(What is being asked):
Return every line from the records below with the string "Fibre".

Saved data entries
=== Begin Enclosure ===

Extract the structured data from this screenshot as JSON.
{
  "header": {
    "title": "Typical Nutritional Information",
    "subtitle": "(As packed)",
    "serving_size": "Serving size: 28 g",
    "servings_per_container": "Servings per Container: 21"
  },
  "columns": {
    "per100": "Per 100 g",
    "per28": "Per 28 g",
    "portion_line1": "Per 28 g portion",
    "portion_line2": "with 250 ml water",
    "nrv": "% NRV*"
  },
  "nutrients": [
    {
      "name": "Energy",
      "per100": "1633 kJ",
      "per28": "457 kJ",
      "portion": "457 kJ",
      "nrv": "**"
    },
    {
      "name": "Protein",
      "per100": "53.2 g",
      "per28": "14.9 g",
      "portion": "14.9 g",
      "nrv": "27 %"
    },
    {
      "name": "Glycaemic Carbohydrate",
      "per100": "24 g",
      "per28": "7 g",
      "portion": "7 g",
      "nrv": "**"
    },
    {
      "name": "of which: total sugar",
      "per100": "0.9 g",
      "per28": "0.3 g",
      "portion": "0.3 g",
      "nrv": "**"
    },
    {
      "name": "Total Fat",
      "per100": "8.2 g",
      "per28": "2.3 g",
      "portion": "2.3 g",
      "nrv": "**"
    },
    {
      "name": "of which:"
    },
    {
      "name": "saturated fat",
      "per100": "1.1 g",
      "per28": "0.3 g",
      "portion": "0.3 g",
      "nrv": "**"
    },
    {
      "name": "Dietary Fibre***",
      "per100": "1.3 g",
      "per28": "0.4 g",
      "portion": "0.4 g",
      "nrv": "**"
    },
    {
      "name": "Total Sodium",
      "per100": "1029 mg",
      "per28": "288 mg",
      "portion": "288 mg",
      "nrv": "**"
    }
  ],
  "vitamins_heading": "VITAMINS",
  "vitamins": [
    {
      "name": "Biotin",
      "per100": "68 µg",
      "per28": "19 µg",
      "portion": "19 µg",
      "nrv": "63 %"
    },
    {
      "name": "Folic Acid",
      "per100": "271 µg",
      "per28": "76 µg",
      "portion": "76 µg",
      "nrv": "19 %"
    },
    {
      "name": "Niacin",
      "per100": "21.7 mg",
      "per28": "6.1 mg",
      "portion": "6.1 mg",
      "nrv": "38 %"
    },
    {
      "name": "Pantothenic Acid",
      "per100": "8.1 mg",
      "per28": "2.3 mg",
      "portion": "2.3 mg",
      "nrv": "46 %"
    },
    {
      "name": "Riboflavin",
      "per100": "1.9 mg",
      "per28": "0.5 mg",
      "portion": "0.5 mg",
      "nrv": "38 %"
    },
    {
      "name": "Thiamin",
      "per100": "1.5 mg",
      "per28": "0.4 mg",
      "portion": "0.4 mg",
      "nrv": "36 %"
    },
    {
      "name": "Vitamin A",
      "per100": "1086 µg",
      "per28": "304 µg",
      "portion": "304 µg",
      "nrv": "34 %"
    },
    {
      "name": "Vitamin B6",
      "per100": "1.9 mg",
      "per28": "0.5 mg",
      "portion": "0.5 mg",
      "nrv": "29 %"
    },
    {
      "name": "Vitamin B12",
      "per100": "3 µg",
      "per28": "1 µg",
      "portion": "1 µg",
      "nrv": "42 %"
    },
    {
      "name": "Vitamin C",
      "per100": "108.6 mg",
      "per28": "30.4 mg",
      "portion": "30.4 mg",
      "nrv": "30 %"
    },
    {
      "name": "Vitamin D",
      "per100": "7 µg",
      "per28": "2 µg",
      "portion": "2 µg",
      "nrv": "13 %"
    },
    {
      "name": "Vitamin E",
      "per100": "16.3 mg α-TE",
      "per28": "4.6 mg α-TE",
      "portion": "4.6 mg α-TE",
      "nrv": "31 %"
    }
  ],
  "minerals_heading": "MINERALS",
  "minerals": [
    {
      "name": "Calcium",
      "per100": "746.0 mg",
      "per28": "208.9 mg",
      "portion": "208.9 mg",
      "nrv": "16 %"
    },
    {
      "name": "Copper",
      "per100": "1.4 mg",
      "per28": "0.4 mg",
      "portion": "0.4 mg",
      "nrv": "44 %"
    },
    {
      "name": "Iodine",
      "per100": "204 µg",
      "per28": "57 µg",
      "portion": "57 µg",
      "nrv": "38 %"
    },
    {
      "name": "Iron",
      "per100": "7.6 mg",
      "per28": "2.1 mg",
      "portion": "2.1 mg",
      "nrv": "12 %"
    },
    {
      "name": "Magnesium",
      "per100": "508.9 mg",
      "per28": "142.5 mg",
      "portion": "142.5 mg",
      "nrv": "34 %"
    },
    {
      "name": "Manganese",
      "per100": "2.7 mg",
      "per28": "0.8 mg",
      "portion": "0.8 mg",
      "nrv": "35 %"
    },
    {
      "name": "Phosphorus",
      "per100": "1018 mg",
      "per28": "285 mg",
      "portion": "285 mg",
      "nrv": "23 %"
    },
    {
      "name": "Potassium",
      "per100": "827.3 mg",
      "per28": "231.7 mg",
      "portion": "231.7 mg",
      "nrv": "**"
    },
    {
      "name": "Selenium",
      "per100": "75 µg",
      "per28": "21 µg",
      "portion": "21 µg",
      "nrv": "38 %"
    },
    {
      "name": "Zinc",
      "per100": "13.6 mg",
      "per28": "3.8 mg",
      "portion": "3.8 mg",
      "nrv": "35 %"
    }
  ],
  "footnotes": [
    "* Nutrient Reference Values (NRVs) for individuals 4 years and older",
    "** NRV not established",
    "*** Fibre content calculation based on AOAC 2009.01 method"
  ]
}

=== End Enclosure ===

(Exercise output):
      "name": "Dietary Fibre***",
    "*** Fibre content calculation based on AOAC 2009.01 method"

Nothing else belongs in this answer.